▸ Set task
Word for word, restate every line of the listing that follows.

▸ Material supplied
══════════
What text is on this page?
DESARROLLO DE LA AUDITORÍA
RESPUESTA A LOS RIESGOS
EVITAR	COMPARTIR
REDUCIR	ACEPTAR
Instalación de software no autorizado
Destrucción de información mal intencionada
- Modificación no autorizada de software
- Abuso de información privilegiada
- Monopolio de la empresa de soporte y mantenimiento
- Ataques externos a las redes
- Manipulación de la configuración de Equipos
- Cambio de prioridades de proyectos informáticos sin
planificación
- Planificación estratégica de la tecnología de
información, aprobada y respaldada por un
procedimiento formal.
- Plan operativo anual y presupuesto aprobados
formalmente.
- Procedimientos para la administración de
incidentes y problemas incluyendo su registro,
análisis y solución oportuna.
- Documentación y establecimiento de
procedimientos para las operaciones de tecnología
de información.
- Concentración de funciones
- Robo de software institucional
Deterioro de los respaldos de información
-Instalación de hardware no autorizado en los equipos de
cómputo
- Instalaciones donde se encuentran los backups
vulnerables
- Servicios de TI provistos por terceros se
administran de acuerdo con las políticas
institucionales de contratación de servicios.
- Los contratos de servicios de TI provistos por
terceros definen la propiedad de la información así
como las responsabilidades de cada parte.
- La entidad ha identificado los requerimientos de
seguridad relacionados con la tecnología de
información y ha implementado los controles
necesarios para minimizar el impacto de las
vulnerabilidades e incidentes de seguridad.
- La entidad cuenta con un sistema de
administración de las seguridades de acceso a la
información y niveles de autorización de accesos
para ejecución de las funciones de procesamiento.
══════════
▸ Reply to the exercise
What text is on this page?
DESARROLLO DE LA AUDITORÍA
RESPUESTA A LOS RIESGOS
EVITAR	COMPARTIR
REDUCIR	ACEPTAR
Instalación de software no autorizado
Destrucción de información mal intencionada
- Modificación no autorizada de software
- Abuso de información privilegiada
- Monopolio de la empresa de soporte y mantenimiento
- Ataques externos a las redes
- Manipulación de la configuración de Equipos
- Cambio de prioridades de proyectos informáticos sin
planificación
- Planificación estratégica de la tecnología de
información, aprobada y respaldada por un
procedimiento formal.
- Plan operativo anual y presupuesto aprobados
formalmente.
- Procedimientos para la administración de
incidentes y problemas incluyendo su registro,
análisis y solución oportuna.
- Documentación y establecimiento de
procedimientos para las operaciones de tecnología
de información.
- Concentración de funciones
- Robo de software institucional
Deterioro de los respaldos de información
-Instalación de hardware no autorizado en los equipos de
cómputo
- Instalaciones donde se encuentran los backups
vulnerables
- Servicios de TI provistos por terceros se
administran de acuerdo con las políticas
institucionales de contratación de servicios.
- Los contratos de servicios de TI provistos por
terceros definen la propiedad de la información así
como las responsabilidades de cada parte.
- La entidad ha identificado los requerimientos de
seguridad relacionados con la tecnología de
información y ha implementado los controles
necesarios para minimizar el impacto de las
vulnerabilidades e incidentes de seguridad.
- La entidad cuenta con un sistema de
administración de las seguridades de acceso a la
información y niveles de autorización de accesos
para ejecución de las funciones de procesamiento.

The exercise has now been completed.